Recorded data
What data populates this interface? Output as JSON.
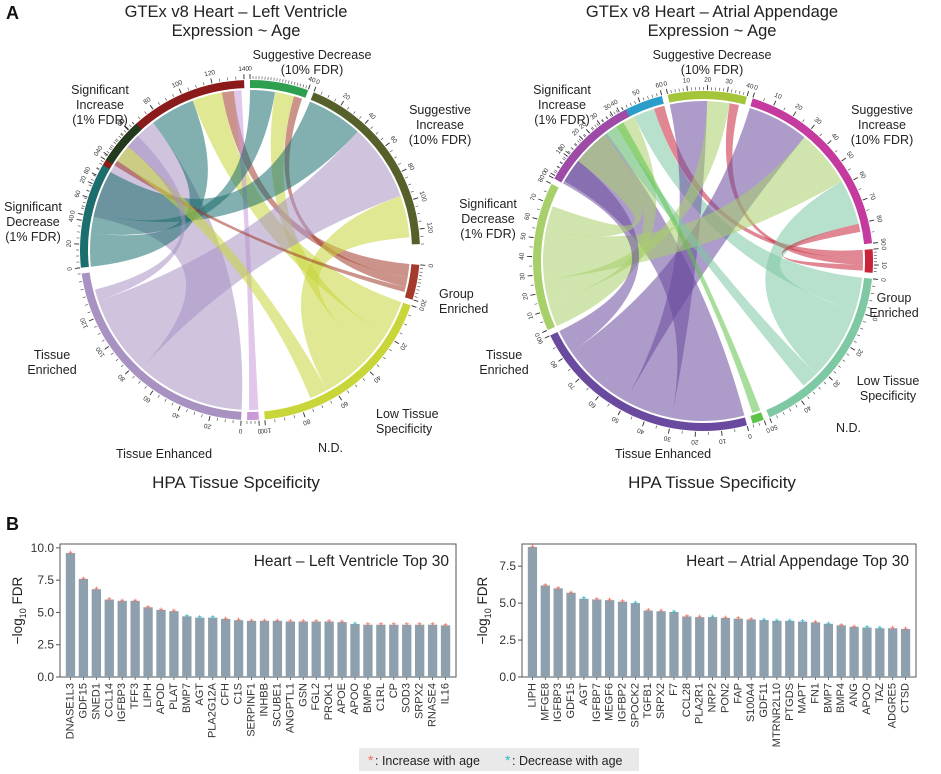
{
  "panel_labels": {
    "a": "A",
    "b": "B"
  },
  "colors": {
    "sig_inc_lv": "#8b1a1a",
    "sug_dec_lv": "#2e9e4f",
    "sug_inc_lv": "#55602a",
    "sig_dec_lv": "#243a1e",
    "group_lv": "#a33a2a",
    "low_lv": "#c9d63a",
    "nd_lv": "#c999d9",
    "enh_lv": "#a892c2",
    "tis_lv": "#1b6e6e",
    "sig_inc_aa": "#2a9ec9",
    "sug_dec_aa": "#a4c43a",
    "sug_inc_aa": "#c43a9e",
    "sig_dec_aa": "#9e4aa6",
    "group_aa": "#c9243a",
    "low_aa": "#7ec9a4",
    "nd_aa": "#5fc24a",
    "enh_aa": "#6a4a9e",
    "tis_aa": "#a8d06a",
    "bar": "#8ea0ad",
    "star_up": "#f26c5c",
    "star_down": "#2fb8c4"
  },
  "chord_lv": {
    "title1": "GTEx v8 Heart – Left Ventricle",
    "title2": "Expression ~ Age",
    "bottom": "HPA Tissue Spceificity",
    "labels": {
      "sig_inc": [
        "Significant",
        "Increase",
        "(1% FDR)"
      ],
      "sug_dec": [
        "Suggestive  Decrease",
        "(10% FDR)"
      ],
      "sug_inc": [
        "Suggestive",
        "Increase",
        "(10% FDR)"
      ],
      "sig_dec": [
        "Significant",
        "Decrease",
        "(1% FDR)"
      ],
      "group": [
        "Group",
        "Enriched"
      ],
      "low": [
        "Low Tissue",
        "Specificity"
      ],
      "nd": [
        "N.D."
      ],
      "enh": [
        "Tissue Enhanced"
      ],
      "tis": [
        "Tissue",
        "Enriched"
      ]
    }
  },
  "chord_aa": {
    "title1": "GTEx v8 Heart – Atrial Appendage",
    "title2": "Expression ~ Age",
    "bottom": "HPA Tissue Specificity",
    "labels": {
      "sig_inc": [
        "Significant",
        "Increase",
        "(1% FDR)"
      ],
      "sug_dec": [
        "Suggestive  Decrease",
        "(10% FDR)"
      ],
      "sug_inc": [
        "Suggestive",
        "Increase",
        "(10% FDR)"
      ],
      "sig_dec": [
        "Significant",
        "Decrease",
        "(1% FDR)"
      ],
      "group": [
        "Group",
        "Enriched"
      ],
      "low": [
        "Low Tissue",
        "Specificity"
      ],
      "nd": [
        "N.D."
      ],
      "enh": [
        "Tissue Enhanced"
      ],
      "tis": [
        "Tissue",
        "Enriched"
      ]
    }
  },
  "chart_data": [
    {
      "type": "chord",
      "title": "GTEx v8 Heart – Left Ventricle Expression ~ Age",
      "xlabel": "HPA Tissue Spceificity",
      "sectors": [
        {
          "key": "sig_inc",
          "max": 140,
          "ticks": [
            0,
            20,
            40,
            60,
            80,
            100,
            120,
            140
          ]
        },
        {
          "key": "sug_dec",
          "max": 40,
          "ticks": [
            0,
            40
          ]
        },
        {
          "key": "sug_inc",
          "max": 130,
          "ticks": [
            0,
            20,
            40,
            60,
            80,
            100,
            120
          ]
        },
        {
          "key": "group",
          "max": 20,
          "ticks": [
            0,
            20
          ]
        },
        {
          "key": "low",
          "max": 100,
          "ticks": [
            0,
            20,
            40,
            60,
            80,
            100
          ]
        },
        {
          "key": "nd",
          "max": 6,
          "ticks": [
            0
          ]
        },
        {
          "key": "enh",
          "max": 150,
          "ticks": [
            0,
            20,
            40,
            60,
            80,
            100,
            120
          ]
        },
        {
          "key": "tis",
          "max": 90,
          "ticks": [
            0,
            20,
            40,
            60,
            80
          ]
        },
        {
          "key": "sig_dec",
          "max": 25,
          "ticks": [
            0,
            20
          ]
        }
      ],
      "links": [
        {
          "from": "sig_inc",
          "to": "enh",
          "value": 75,
          "color": "enh_lv"
        },
        {
          "from": "sig_inc",
          "to": "tis",
          "value": 30,
          "color": "tis_lv"
        },
        {
          "from": "sig_inc",
          "to": "low",
          "value": 20,
          "color": "low_lv"
        },
        {
          "from": "sig_inc",
          "to": "group",
          "value": 8,
          "color": "group_lv"
        },
        {
          "from": "sig_inc",
          "to": "nd",
          "value": 5,
          "color": "nd_lv"
        },
        {
          "from": "sug_dec",
          "to": "tis",
          "value": 18,
          "color": "tis_lv"
        },
        {
          "from": "sug_dec",
          "to": "low",
          "value": 14,
          "color": "low_lv"
        },
        {
          "from": "sug_dec",
          "to": "group",
          "value": 6,
          "color": "group_lv"
        },
        {
          "from": "sug_inc",
          "to": "tis",
          "value": 40,
          "color": "tis_lv"
        },
        {
          "from": "sug_inc",
          "to": "enh",
          "value": 55,
          "color": "enh_lv"
        },
        {
          "from": "sug_inc",
          "to": "low",
          "value": 30,
          "color": "low_lv"
        },
        {
          "from": "sig_dec",
          "to": "group",
          "value": 3,
          "color": "group_lv"
        },
        {
          "from": "sig_dec",
          "to": "low",
          "value": 10,
          "color": "low_lv"
        },
        {
          "from": "sig_dec",
          "to": "enh",
          "value": 8,
          "color": "enh_lv"
        }
      ]
    },
    {
      "type": "chord",
      "title": "GTEx v8 Heart – Atrial Appendage Expression ~ Age",
      "xlabel": "HPA Tissue Specificity",
      "sectors": [
        {
          "key": "sig_inc",
          "max": 60,
          "ticks": [
            0,
            10,
            20,
            30,
            40,
            50,
            60
          ]
        },
        {
          "key": "sug_dec",
          "max": 40,
          "ticks": [
            0,
            10,
            20,
            30,
            40
          ]
        },
        {
          "key": "sug_inc",
          "max": 90,
          "ticks": [
            0,
            10,
            20,
            30,
            40,
            50,
            60,
            70,
            80,
            90
          ]
        },
        {
          "key": "group",
          "max": 15,
          "ticks": [
            0,
            10
          ]
        },
        {
          "key": "low",
          "max": 50,
          "ticks": [
            0,
            10,
            20,
            30,
            40,
            50
          ]
        },
        {
          "key": "nd",
          "max": 4,
          "ticks": [
            0
          ]
        },
        {
          "key": "enh",
          "max": 90,
          "ticks": [
            0,
            10,
            20,
            30,
            40,
            50,
            60,
            70,
            80,
            90
          ]
        },
        {
          "key": "tis",
          "max": 80,
          "ticks": [
            0,
            10,
            20,
            30,
            40,
            50,
            60,
            70,
            80
          ]
        },
        {
          "key": "sig_dec",
          "max": 35,
          "ticks": [
            0,
            10,
            20,
            30
          ]
        }
      ],
      "links": [
        {
          "from": "sig_inc",
          "to": "enh",
          "value": 30,
          "color": "enh_aa"
        },
        {
          "from": "sig_inc",
          "to": "tis",
          "value": 15,
          "color": "tis_aa"
        },
        {
          "from": "sig_inc",
          "to": "low",
          "value": 10,
          "color": "low_aa"
        },
        {
          "from": "sig_inc",
          "to": "group",
          "value": 5,
          "color": "group_aa"
        },
        {
          "from": "sug_dec",
          "to": "enh",
          "value": 20,
          "color": "enh_aa"
        },
        {
          "from": "sug_dec",
          "to": "tis",
          "value": 12,
          "color": "tis_aa"
        },
        {
          "from": "sug_dec",
          "to": "group",
          "value": 5,
          "color": "group_aa"
        },
        {
          "from": "sug_inc",
          "to": "enh",
          "value": 30,
          "color": "enh_aa"
        },
        {
          "from": "sug_inc",
          "to": "tis",
          "value": 28,
          "color": "tis_aa"
        },
        {
          "from": "sug_inc",
          "to": "low",
          "value": 22,
          "color": "low_aa"
        },
        {
          "from": "sug_inc",
          "to": "group",
          "value": 4,
          "color": "group_aa"
        },
        {
          "from": "sig_dec",
          "to": "enh",
          "value": 10,
          "color": "enh_aa"
        },
        {
          "from": "sig_dec",
          "to": "tis",
          "value": 14,
          "color": "tis_aa"
        },
        {
          "from": "sig_dec",
          "to": "low",
          "value": 5,
          "color": "low_aa"
        },
        {
          "from": "sig_dec",
          "to": "nd",
          "value": 3,
          "color": "nd_aa"
        }
      ]
    },
    {
      "type": "bar",
      "title": "Heart – Left Ventricle Top 30",
      "ylabel": "−log10 FDR",
      "ylim": [
        0,
        10.3
      ],
      "yticks": [
        "0.0",
        "2.5",
        "5.0",
        "7.5",
        "10.0"
      ],
      "ytick_values": [
        0,
        2.5,
        5,
        7.5,
        10
      ],
      "categories": [
        "DNASE1L3",
        "GDF15",
        "SNED1",
        "CCL14",
        "IGFBP3",
        "TFF3",
        "LIPH",
        "APOD",
        "PLAT",
        "BMP7",
        "AGT",
        "PLA2G12A",
        "CFH",
        "C1S",
        "SERPINF1",
        "INHBB",
        "SCUBE1",
        "ANGPTL1",
        "GSN",
        "FGL2",
        "PROK1",
        "APOE",
        "APOO",
        "BMP6",
        "C1RL",
        "CP",
        "SOD3",
        "SRPX2",
        "RNASE4",
        "IL16"
      ],
      "values": [
        9.6,
        7.6,
        6.8,
        6.0,
        5.9,
        5.9,
        5.4,
        5.2,
        5.1,
        4.7,
        4.6,
        4.6,
        4.5,
        4.4,
        4.35,
        4.35,
        4.35,
        4.3,
        4.3,
        4.3,
        4.3,
        4.25,
        4.1,
        4.05,
        4.05,
        4.05,
        4.05,
        4.05,
        4.05,
        4.0
      ],
      "direction": [
        "up",
        "up",
        "up",
        "up",
        "up",
        "up",
        "up",
        "up",
        "up",
        "down",
        "down",
        "down",
        "up",
        "up",
        "up",
        "up",
        "up",
        "up",
        "up",
        "up",
        "up",
        "up",
        "down",
        "up",
        "up",
        "up",
        "up",
        "up",
        "up",
        "up"
      ]
    },
    {
      "type": "bar",
      "title": "Heart – Atrial Appendage Top 30",
      "ylabel": "−log10 FDR",
      "ylim": [
        0,
        9.0
      ],
      "yticks": [
        "0.0",
        "2.5",
        "5.0",
        "7.5"
      ],
      "ytick_values": [
        0,
        2.5,
        5,
        7.5
      ],
      "categories": [
        "LIPH",
        "MFGE8",
        "IGFBP3",
        "GDF15",
        "AGT",
        "IGFBP7",
        "MEGF6",
        "IGFBP2",
        "SPOCK2",
        "TGFB1",
        "SRPX2",
        "F7",
        "CCL28",
        "PLA2R1",
        "NRP2",
        "PON2",
        "FAP",
        "S100A4",
        "GDF11",
        "MTRNR2L10",
        "PTGDS",
        "MAPT",
        "FN1",
        "BMP7",
        "BMP4",
        "ANG",
        "APOO",
        "TAZ",
        "ADGRE5",
        "CTSD"
      ],
      "values": [
        8.8,
        6.2,
        6.0,
        5.7,
        5.3,
        5.25,
        5.2,
        5.1,
        5.0,
        4.5,
        4.45,
        4.4,
        4.1,
        4.05,
        4.05,
        4.0,
        3.95,
        3.9,
        3.85,
        3.8,
        3.8,
        3.75,
        3.7,
        3.6,
        3.5,
        3.4,
        3.35,
        3.3,
        3.3,
        3.25
      ],
      "direction": [
        "up",
        "up",
        "up",
        "up",
        "down",
        "up",
        "up",
        "up",
        "down",
        "up",
        "up",
        "down",
        "up",
        "up",
        "down",
        "up",
        "up",
        "up",
        "down",
        "down",
        "down",
        "down",
        "up",
        "down",
        "up",
        "up",
        "down",
        "down",
        "up",
        "up"
      ]
    }
  ],
  "legend": {
    "star": "*",
    "up_text": ": Increase with age",
    "down_text": ": Decrease with age"
  }
}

_Written exercise:_ Determine the count of lines in the data above with the string "xlabel" in them, and give that count alone.

_Exercise response:_ 2